▸ **Exercise brief**
Each line below either holds the string "land" or doesn't. Count those that do and give only the number.

● ● ● ● ● ● ●

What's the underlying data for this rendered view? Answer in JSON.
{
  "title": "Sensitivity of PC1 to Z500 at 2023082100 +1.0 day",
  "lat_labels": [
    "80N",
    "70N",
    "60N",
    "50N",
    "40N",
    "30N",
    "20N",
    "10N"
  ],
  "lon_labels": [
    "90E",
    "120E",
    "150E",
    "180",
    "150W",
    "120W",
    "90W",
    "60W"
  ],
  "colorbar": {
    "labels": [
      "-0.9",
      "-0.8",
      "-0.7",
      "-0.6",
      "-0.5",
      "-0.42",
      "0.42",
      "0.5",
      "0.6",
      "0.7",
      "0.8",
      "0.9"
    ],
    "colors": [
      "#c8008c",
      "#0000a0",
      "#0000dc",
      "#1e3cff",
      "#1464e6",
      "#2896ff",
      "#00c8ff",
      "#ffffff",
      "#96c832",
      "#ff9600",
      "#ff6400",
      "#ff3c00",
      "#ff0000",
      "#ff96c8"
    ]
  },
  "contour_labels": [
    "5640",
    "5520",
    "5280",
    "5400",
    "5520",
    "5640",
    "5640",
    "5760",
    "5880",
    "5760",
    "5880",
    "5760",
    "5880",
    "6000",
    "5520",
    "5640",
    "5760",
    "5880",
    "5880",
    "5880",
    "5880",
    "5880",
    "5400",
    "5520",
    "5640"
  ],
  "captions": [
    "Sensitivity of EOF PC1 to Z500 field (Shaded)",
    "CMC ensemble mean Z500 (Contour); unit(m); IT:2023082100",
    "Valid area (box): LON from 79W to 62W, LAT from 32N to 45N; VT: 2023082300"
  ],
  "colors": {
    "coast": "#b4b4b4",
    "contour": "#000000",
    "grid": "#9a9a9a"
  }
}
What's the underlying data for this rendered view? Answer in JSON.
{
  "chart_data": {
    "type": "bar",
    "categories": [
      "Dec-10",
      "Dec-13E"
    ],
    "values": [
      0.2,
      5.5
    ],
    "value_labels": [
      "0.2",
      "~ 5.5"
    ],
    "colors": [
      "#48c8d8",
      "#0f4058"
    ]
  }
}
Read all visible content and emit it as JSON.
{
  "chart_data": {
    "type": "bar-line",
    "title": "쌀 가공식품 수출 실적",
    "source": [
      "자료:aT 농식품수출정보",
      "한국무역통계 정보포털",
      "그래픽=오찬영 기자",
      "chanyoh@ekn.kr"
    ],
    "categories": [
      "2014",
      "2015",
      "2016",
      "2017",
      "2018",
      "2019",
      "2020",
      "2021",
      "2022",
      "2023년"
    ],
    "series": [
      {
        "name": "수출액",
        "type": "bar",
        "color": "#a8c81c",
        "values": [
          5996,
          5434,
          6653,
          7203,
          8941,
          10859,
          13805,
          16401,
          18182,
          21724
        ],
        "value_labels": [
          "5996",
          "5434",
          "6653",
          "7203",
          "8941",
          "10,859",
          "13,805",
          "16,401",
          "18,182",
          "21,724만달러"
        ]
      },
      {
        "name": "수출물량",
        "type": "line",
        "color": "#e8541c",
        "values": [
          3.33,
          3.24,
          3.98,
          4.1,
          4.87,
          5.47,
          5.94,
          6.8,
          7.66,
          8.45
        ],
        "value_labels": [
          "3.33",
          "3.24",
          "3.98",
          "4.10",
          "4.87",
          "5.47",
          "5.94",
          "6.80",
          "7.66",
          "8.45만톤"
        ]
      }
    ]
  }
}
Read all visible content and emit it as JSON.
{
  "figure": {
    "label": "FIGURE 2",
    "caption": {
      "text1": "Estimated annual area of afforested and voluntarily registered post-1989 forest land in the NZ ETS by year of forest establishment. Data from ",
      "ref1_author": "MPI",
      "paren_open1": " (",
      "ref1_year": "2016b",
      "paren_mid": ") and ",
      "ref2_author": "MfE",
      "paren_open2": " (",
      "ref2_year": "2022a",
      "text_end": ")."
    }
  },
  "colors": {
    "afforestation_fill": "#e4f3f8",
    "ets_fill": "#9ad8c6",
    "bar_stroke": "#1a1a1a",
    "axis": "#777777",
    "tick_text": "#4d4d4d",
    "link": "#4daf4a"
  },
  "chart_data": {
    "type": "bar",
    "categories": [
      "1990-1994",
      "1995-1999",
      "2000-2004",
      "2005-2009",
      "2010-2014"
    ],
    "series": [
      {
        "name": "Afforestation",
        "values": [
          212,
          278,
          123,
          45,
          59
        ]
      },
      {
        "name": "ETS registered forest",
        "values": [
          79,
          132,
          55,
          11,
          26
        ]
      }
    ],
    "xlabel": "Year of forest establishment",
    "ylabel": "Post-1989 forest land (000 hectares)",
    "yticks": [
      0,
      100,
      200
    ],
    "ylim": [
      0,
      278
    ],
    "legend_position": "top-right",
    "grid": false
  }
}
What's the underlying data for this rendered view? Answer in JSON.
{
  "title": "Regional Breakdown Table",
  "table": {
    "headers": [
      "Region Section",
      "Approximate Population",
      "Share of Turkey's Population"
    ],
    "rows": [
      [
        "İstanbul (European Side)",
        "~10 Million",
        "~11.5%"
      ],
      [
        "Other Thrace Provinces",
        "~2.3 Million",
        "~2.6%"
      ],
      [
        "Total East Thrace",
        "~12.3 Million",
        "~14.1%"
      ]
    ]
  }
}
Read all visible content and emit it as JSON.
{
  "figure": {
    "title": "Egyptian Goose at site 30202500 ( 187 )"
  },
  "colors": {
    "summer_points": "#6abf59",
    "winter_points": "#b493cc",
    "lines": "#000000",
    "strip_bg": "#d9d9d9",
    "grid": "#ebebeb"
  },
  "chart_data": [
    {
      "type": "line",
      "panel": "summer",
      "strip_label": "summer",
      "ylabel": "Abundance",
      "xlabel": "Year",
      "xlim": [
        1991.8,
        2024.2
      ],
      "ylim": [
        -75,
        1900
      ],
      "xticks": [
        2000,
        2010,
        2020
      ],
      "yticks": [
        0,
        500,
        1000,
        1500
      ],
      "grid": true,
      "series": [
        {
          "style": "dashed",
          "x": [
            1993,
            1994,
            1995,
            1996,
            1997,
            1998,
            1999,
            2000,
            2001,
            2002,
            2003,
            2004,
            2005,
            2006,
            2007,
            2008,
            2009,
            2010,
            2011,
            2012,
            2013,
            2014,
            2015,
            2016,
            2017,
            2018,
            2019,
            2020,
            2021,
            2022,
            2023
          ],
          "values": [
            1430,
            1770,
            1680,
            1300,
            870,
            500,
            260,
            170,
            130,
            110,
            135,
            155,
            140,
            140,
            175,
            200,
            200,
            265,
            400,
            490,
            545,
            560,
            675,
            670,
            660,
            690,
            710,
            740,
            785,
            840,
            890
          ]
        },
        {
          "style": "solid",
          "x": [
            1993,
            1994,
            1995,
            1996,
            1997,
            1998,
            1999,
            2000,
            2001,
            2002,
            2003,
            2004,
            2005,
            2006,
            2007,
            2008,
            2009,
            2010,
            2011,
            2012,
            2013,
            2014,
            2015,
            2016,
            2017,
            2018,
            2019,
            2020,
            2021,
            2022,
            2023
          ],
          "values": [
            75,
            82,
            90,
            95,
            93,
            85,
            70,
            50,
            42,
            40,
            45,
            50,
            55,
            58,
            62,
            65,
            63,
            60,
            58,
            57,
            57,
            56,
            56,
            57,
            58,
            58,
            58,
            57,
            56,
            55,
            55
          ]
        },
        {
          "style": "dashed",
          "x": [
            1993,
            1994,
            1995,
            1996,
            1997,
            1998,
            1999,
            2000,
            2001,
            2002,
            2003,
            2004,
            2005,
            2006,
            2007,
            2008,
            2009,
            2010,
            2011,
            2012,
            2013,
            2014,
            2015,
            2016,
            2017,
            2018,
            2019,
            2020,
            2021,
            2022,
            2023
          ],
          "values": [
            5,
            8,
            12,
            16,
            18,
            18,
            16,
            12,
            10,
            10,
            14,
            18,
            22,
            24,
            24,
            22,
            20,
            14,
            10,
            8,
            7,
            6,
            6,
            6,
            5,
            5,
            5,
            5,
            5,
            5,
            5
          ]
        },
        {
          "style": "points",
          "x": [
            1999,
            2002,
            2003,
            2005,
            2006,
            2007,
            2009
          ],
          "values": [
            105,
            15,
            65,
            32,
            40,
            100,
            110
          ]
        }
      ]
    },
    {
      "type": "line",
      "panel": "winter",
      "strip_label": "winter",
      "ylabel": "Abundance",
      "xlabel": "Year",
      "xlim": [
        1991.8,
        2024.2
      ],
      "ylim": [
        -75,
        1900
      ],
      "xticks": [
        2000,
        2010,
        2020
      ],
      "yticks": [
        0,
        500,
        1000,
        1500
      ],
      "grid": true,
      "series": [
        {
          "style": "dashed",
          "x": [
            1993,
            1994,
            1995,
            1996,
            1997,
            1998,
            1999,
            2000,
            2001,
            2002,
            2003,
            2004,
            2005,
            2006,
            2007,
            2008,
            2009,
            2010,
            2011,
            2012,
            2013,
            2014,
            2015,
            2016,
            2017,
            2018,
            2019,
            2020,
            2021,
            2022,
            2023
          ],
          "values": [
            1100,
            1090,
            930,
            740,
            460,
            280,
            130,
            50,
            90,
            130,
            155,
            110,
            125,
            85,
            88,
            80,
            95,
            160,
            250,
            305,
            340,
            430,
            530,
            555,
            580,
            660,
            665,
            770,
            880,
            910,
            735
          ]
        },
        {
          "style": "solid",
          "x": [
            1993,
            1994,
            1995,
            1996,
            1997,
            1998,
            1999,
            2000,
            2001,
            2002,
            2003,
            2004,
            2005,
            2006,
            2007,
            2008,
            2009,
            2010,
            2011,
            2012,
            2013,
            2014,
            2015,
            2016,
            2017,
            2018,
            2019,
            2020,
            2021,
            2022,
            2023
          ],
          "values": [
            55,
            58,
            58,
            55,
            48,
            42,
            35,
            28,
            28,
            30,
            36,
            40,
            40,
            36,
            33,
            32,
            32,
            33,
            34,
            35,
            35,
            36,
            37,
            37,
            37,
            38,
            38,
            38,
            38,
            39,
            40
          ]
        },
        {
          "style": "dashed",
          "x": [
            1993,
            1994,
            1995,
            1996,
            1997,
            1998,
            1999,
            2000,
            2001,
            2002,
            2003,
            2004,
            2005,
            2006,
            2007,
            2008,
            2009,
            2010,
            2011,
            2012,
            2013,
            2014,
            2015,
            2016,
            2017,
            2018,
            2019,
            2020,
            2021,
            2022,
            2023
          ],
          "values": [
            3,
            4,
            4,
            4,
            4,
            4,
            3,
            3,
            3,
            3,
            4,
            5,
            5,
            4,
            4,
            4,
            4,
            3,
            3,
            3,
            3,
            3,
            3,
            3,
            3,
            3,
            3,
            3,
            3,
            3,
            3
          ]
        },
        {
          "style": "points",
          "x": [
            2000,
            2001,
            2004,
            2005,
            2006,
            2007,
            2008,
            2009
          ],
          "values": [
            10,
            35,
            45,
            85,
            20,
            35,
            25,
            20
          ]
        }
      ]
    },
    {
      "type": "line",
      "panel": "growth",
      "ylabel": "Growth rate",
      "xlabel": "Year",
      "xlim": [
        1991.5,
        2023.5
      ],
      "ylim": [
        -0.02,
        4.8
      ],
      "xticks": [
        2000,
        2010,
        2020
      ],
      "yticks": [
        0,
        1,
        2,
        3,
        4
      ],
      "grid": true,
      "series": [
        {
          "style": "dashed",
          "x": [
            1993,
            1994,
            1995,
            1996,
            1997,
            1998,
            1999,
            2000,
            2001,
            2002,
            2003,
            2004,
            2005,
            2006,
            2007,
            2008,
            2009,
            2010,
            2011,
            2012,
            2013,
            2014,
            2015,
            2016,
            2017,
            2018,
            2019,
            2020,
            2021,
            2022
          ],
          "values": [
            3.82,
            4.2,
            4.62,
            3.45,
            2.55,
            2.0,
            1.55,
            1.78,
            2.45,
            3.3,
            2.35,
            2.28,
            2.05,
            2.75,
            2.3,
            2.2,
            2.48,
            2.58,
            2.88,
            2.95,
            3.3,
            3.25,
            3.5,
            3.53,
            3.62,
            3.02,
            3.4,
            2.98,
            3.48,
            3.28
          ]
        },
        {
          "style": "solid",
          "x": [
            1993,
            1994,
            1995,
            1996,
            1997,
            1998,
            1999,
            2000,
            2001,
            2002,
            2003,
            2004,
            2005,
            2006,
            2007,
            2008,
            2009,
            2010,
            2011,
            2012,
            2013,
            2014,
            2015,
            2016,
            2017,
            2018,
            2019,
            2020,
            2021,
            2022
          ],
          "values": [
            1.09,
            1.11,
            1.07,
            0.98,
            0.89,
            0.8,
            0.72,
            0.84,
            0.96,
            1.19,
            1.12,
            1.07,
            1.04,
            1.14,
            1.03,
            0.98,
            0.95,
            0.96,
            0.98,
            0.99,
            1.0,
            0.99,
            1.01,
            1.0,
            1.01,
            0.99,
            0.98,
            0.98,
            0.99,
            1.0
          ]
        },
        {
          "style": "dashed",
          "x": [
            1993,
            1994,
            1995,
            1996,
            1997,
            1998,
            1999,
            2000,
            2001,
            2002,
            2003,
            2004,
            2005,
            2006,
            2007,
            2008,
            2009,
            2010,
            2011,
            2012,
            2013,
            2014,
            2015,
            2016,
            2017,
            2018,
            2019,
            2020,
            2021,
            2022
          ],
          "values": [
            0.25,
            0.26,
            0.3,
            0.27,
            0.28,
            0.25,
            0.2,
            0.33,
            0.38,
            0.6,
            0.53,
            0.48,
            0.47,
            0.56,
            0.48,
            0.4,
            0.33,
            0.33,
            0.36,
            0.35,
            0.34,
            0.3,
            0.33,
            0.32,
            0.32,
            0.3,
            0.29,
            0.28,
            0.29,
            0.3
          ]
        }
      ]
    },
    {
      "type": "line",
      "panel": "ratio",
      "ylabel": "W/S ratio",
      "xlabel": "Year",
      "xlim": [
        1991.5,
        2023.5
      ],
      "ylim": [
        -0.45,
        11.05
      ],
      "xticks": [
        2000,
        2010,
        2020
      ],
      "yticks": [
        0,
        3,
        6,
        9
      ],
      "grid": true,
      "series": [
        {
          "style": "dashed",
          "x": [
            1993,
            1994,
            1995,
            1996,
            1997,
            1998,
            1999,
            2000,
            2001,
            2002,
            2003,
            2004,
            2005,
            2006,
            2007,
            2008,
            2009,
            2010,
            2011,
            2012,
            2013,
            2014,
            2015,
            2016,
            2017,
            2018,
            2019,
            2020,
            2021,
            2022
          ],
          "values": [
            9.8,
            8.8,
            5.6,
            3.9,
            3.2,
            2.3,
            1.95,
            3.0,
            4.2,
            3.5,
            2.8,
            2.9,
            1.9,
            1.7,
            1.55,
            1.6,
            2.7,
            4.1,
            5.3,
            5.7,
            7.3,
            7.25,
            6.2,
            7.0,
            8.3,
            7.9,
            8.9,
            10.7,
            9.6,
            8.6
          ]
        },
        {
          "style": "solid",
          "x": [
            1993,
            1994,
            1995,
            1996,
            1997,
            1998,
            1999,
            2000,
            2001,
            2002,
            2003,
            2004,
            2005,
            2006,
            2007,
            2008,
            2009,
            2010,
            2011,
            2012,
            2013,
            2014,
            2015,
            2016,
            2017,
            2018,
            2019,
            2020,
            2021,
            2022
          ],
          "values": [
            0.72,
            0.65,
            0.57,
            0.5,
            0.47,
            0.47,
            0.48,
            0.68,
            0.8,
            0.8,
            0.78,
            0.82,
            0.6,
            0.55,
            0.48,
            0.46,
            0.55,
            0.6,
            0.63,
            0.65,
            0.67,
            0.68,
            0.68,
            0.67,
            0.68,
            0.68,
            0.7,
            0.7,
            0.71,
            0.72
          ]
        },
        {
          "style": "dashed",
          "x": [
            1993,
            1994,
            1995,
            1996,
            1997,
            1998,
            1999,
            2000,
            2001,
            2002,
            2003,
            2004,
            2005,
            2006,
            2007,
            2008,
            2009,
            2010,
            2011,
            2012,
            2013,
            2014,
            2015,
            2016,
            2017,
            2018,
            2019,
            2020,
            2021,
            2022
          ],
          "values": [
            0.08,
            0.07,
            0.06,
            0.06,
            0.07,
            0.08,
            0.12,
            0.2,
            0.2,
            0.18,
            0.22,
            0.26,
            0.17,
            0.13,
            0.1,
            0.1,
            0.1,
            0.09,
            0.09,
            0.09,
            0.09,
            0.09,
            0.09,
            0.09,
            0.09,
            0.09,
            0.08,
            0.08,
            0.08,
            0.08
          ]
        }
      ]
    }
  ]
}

● ● ● ● ● ● ●

▸ **Reply**
2